**** Provided records ****

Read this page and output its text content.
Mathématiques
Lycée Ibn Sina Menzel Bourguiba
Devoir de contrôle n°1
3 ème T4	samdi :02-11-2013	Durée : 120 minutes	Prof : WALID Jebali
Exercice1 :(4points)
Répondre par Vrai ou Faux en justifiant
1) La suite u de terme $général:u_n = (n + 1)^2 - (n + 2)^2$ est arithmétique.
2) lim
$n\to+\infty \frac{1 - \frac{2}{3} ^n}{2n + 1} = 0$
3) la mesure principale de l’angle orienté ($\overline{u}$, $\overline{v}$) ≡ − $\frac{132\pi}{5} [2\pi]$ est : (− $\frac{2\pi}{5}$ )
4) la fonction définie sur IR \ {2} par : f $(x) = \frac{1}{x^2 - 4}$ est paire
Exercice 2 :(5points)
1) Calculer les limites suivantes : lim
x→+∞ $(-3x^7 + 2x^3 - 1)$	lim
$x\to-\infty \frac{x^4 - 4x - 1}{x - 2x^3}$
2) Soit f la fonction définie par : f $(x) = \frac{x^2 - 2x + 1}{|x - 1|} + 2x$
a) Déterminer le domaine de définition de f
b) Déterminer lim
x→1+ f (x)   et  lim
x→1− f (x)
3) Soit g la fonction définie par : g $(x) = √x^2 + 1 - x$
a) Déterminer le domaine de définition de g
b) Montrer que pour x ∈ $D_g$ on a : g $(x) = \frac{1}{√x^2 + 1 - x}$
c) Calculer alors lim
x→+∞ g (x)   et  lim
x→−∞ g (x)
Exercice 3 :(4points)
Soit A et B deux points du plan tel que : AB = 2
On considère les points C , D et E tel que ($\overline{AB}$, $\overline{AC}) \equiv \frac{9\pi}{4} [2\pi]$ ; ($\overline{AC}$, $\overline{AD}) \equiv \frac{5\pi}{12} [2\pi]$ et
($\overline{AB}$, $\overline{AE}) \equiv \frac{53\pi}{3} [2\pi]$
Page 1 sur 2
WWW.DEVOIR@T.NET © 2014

****

◆ What is required
Search the entries for the word "définition" and pick out every line that holds it.

◆ Written reply
a) Déterminer le domaine de définition de f
a) Déterminer le domaine de définition de g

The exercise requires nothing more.